### WHAT THE TASK ASKS
Could you copy every line from the material below in which "быть" appears?

### RECORDS SHOWN
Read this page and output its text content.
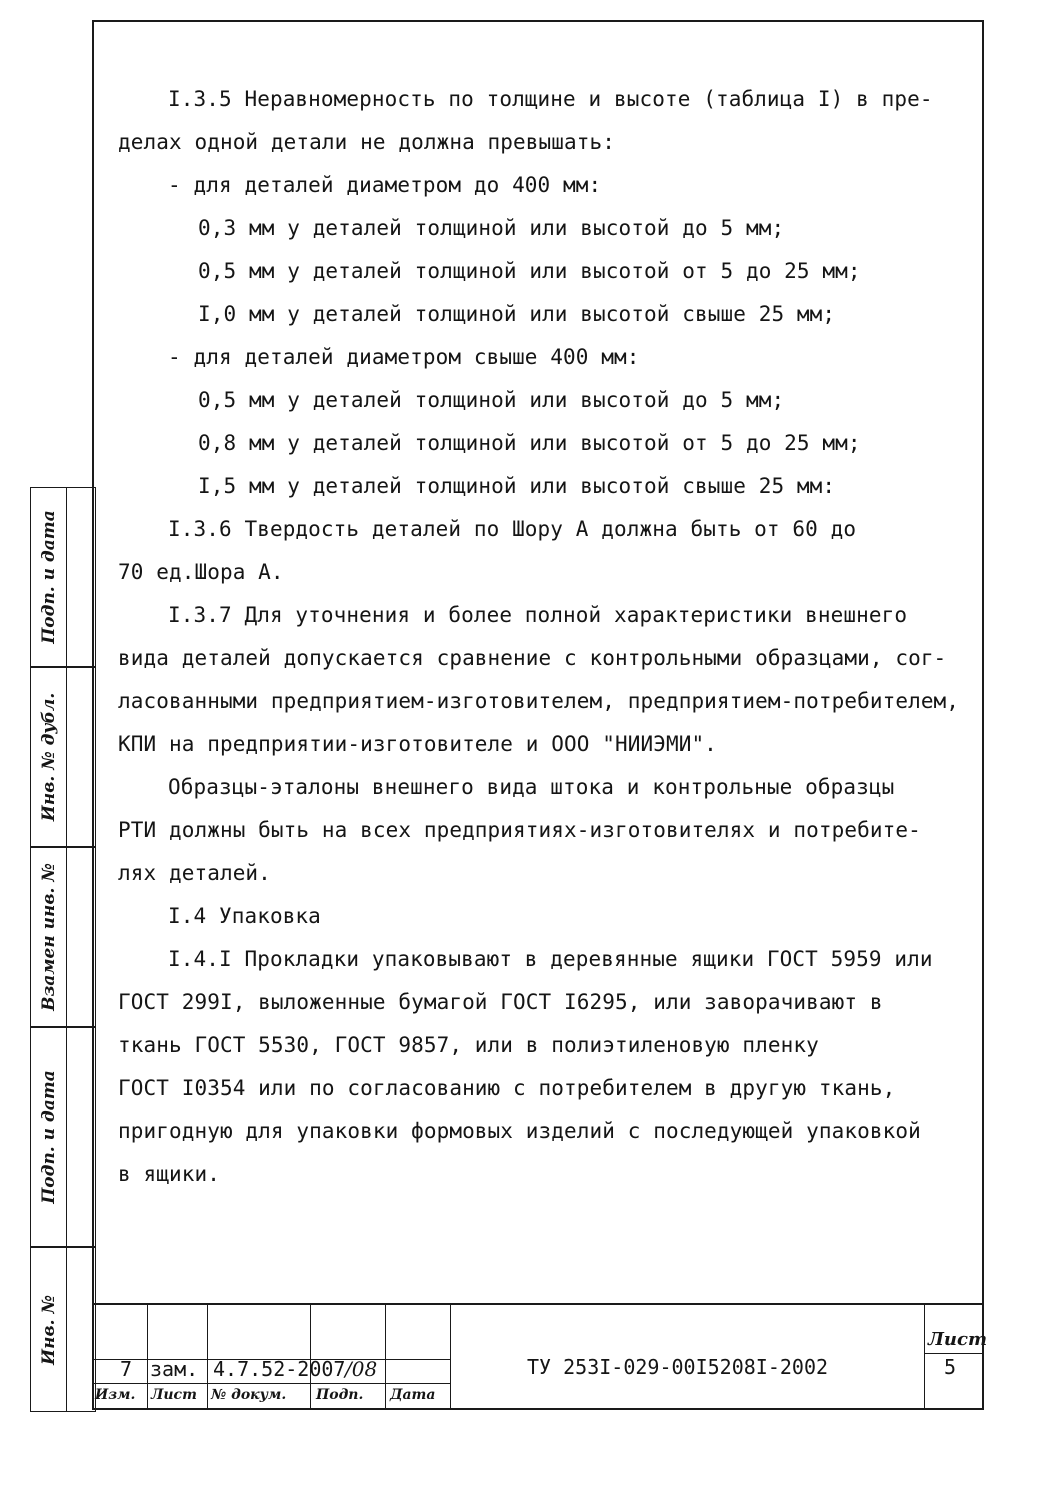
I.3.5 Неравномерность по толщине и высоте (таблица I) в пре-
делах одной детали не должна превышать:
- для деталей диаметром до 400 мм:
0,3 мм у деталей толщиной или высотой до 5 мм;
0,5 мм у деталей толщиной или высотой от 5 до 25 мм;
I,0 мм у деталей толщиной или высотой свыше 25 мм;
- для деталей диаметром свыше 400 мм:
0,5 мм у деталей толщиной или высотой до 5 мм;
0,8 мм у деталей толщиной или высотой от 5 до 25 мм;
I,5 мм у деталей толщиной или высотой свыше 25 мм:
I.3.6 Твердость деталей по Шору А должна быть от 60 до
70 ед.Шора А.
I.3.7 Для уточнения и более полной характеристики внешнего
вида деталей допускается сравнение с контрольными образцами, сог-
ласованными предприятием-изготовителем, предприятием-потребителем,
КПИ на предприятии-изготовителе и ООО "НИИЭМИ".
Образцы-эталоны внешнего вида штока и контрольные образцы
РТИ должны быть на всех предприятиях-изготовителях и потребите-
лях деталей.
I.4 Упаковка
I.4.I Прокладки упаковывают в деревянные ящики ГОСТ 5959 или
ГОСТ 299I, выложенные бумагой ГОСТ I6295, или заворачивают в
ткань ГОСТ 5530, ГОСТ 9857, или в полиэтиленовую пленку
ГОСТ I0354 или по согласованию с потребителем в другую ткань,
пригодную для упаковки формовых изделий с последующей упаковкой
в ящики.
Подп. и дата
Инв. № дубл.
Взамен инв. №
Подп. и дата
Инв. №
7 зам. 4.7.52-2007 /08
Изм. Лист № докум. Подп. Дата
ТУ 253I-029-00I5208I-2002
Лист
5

==

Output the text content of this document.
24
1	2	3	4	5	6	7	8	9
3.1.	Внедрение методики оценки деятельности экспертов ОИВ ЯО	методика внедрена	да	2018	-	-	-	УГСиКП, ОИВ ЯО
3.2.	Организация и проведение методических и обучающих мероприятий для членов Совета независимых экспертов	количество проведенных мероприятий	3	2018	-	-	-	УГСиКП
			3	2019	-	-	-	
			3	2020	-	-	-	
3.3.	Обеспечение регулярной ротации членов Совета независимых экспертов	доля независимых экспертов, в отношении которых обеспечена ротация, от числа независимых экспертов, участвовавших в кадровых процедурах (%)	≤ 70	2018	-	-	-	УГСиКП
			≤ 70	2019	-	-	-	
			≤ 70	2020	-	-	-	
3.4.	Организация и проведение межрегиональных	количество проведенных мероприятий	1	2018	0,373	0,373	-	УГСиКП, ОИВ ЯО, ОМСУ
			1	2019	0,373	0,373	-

### THE SOLUTION
I.3.6 Твердость деталей по Шору А должна быть от 60 до
РТИ должны быть на всех предприятиях-изготовителях и потребите-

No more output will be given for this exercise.